[ROWS start]
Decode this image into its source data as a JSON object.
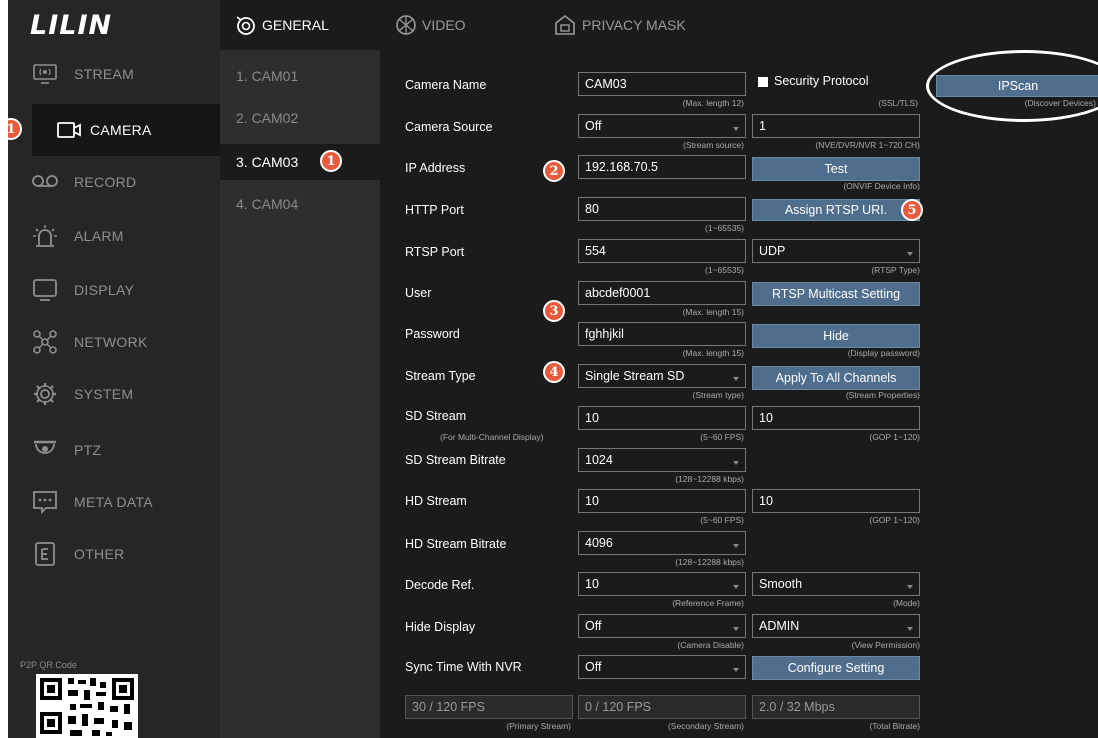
{
  "logo": "LILIN",
  "sidebar": {
    "items": [
      {
        "label": "STREAM",
        "icon": "stream-icon"
      },
      {
        "label": "CAMERA",
        "icon": "camera-icon"
      },
      {
        "label": "RECORD",
        "icon": "record-icon"
      },
      {
        "label": "ALARM",
        "icon": "alarm-icon"
      },
      {
        "label": "DISPLAY",
        "icon": "display-icon"
      },
      {
        "label": "NETWORK",
        "icon": "network-icon"
      },
      {
        "label": "SYSTEM",
        "icon": "gear-icon"
      },
      {
        "label": "PTZ",
        "icon": "ptz-icon"
      },
      {
        "label": "META DATA",
        "icon": "metadata-icon"
      },
      {
        "label": "OTHER",
        "icon": "other-icon"
      }
    ],
    "p2p_label": "P2P QR Code"
  },
  "tabs": {
    "general": "GENERAL",
    "video": "VIDEO",
    "privacy": "PRIVACY MASK"
  },
  "cameras": [
    "1. CAM01",
    "2. CAM02",
    "3. CAM03",
    "4. CAM04"
  ],
  "badges": {
    "one": "1",
    "two": "2",
    "three": "3",
    "four": "4",
    "five": "5"
  },
  "form": {
    "camera_name": {
      "label": "Camera Name",
      "value": "CAM03",
      "hint": "(Max. length 12)"
    },
    "security": {
      "label": "Security Protocol",
      "hint": "(SSL/TLS)"
    },
    "ipscan": {
      "label": "IPScan",
      "hint": "(Discover Devices)"
    },
    "camera_source": {
      "label": "Camera Source",
      "value": "Off",
      "hint": "(Stream source)",
      "channel": "1",
      "channel_hint": "(NVE/DVR/NVR 1~720 CH)"
    },
    "ip": {
      "label": "IP Address",
      "value": "192.168.70.5",
      "test": "Test",
      "test_hint": "(ONVIF Device Info)"
    },
    "http": {
      "label": "HTTP Port",
      "value": "80",
      "hint": "(1~65535)",
      "assign": "Assign RTSP URI."
    },
    "rtsp": {
      "label": "RTSP Port",
      "value": "554",
      "hint": "(1~65535)",
      "type": "UDP",
      "type_hint": "(RTSP Type)"
    },
    "user": {
      "label": "User",
      "value": "abcdef0001",
      "hint": "(Max. length 15)",
      "multicast": "RTSP Multicast Setting"
    },
    "password": {
      "label": "Password",
      "value": "fghhjkil",
      "hint": "(Max. length 15)",
      "hide": "Hide",
      "hide_hint": "(Display password)"
    },
    "stream_type": {
      "label": "Stream Type",
      "value": "Single Stream SD",
      "hint": "(Stream type)",
      "apply": "Apply To All Channels",
      "apply_hint": "(Stream Properties)"
    },
    "sd_stream": {
      "label": "SD Stream",
      "sub": "(For Multi-Channel Display)",
      "fps": "10",
      "fps_hint": "(5~60 FPS)",
      "gop": "10",
      "gop_hint": "(GOP 1~120)"
    },
    "sd_bitrate": {
      "label": "SD Stream Bitrate",
      "value": "1024",
      "hint": "(128~12288 kbps)"
    },
    "hd_stream": {
      "label": "HD Stream",
      "fps": "10",
      "fps_hint": "(5~60 FPS)",
      "gop": "10",
      "gop_hint": "(GOP 1~120)"
    },
    "hd_bitrate": {
      "label": "HD Stream Bitrate",
      "value": "4096",
      "hint": "(128~12288 kbps)"
    },
    "decode": {
      "label": "Decode Ref.",
      "value": "10",
      "hint": "(Reference Frame)",
      "mode": "Smooth",
      "mode_hint": "(Mode)"
    },
    "hide_display": {
      "label": "Hide Display",
      "value": "Off",
      "hint": "(Camera Disable)",
      "perm": "ADMIN",
      "perm_hint": "(View Permission)"
    },
    "sync": {
      "label": "Sync Time With NVR",
      "value": "Off",
      "configure": "Configure Setting"
    },
    "stats": {
      "primary": "30 / 120 FPS",
      "primary_hint": "(Primary Stream)",
      "secondary": "0 / 120 FPS",
      "secondary_hint": "(Secondary Stream)",
      "total": "2.0 / 32 Mbps",
      "total_hint": "(Total Bitrate)"
    }
  }
}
[ROWS end]
What you return should match the records above word for word, minus the pictures.

▸ SOLVED EXERCISE:
Decode this image into its source data as a JSON object.
{
  "logo": "LILIN",
  "sidebar": {
    "items": [
      {
        "label": "STREAM",
        "icon": "stream-icon"
      },
      {
        "label": "CAMERA",
        "icon": "camera-icon"
      },
      {
        "label": "RECORD",
        "icon": "record-icon"
      },
      {
        "label": "ALARM",
        "icon": "alarm-icon"
      },
      {
        "label": "DISPLAY",
        "icon": "display-icon"
      },
      {
        "label": "NETWORK",
        "icon": "network-icon"
      },
      {
        "label": "SYSTEM",
        "icon": "gear-icon"
      },
      {
        "label": "PTZ",
        "icon": "ptz-icon"
      },
      {
        "label": "META DATA",
        "icon": "metadata-icon"
      },
      {
        "label": "OTHER",
        "icon": "other-icon"
      }
    ],
    "p2p_label": "P2P QR Code"
  },
  "tabs": {
    "general": "GENERAL",
    "video": "VIDEO",
    "privacy": "PRIVACY MASK"
  },
  "cameras": [
    "1. CAM01",
    "2. CAM02",
    "3. CAM03",
    "4. CAM04"
  ],
  "badges": {
    "one": "1",
    "two": "2",
    "three": "3",
    "four": "4",
    "five": "5"
  },
  "form": {
    "camera_name": {
      "label": "Camera Name",
      "value": "CAM03",
      "hint": "(Max. length 12)"
    },
    "security": {
      "label": "Security Protocol",
      "hint": "(SSL/TLS)"
    },
    "ipscan": {
      "label": "IPScan",
      "hint": "(Discover Devices)"
    },
    "camera_source": {
      "label": "Camera Source",
      "value": "Off",
      "hint": "(Stream source)",
      "channel": "1",
      "channel_hint": "(NVE/DVR/NVR 1~720 CH)"
    },
    "ip": {
      "label": "IP Address",
      "value": "192.168.70.5",
      "test": "Test",
      "test_hint": "(ONVIF Device Info)"
    },
    "http": {
      "label": "HTTP Port",
      "value": "80",
      "hint": "(1~65535)",
      "assign": "Assign RTSP URI."
    },
    "rtsp": {
      "label": "RTSP Port",
      "value": "554",
      "hint": "(1~65535)",
      "type": "UDP",
      "type_hint": "(RTSP Type)"
    },
    "user": {
      "label": "User",
      "value": "abcdef0001",
      "hint": "(Max. length 15)",
      "multicast": "RTSP Multicast Setting"
    },
    "password": {
      "label": "Password",
      "value": "fghhjkil",
      "hint": "(Max. length 15)",
      "hide": "Hide",
      "hide_hint": "(Display password)"
    },
    "stream_type": {
      "label": "Stream Type",
      "value": "Single Stream SD",
      "hint": "(Stream type)",
      "apply": "Apply To All Channels",
      "apply_hint": "(Stream Properties)"
    },
    "sd_stream": {
      "label": "SD Stream",
      "sub": "(For Multi-Channel Display)",
      "fps": "10",
      "fps_hint": "(5~60 FPS)",
      "gop": "10",
      "gop_hint": "(GOP 1~120)"
    },
    "sd_bitrate": {
      "label": "SD Stream Bitrate",
      "value": "1024",
      "hint": "(128~12288 kbps)"
    },
    "hd_stream": {
      "label": "HD Stream",
      "fps": "10",
      "fps_hint": "(5~60 FPS)",
      "gop": "10",
      "gop_hint": "(GOP 1~120)"
    },
    "hd_bitrate": {
      "label": "HD Stream Bitrate",
      "value": "4096",
      "hint": "(128~12288 kbps)"
    },
    "decode": {
      "label": "Decode Ref.",
      "value": "10",
      "hint": "(Reference Frame)",
      "mode": "Smooth",
      "mode_hint": "(Mode)"
    },
    "hide_display": {
      "label": "Hide Display",
      "value": "Off",
      "hint": "(Camera Disable)",
      "perm": "ADMIN",
      "perm_hint": "(View Permission)"
    },
    "sync": {
      "label": "Sync Time With NVR",
      "value": "Off",
      "configure": "Configure Setting"
    },
    "stats": {
      "primary": "30 / 120 FPS",
      "primary_hint": "(Primary Stream)",
      "secondary": "0 / 120 FPS",
      "secondary_hint": "(Secondary Stream)",
      "total": "2.0 / 32 Mbps",
      "total_hint": "(Total Bitrate)"
    }
  }
}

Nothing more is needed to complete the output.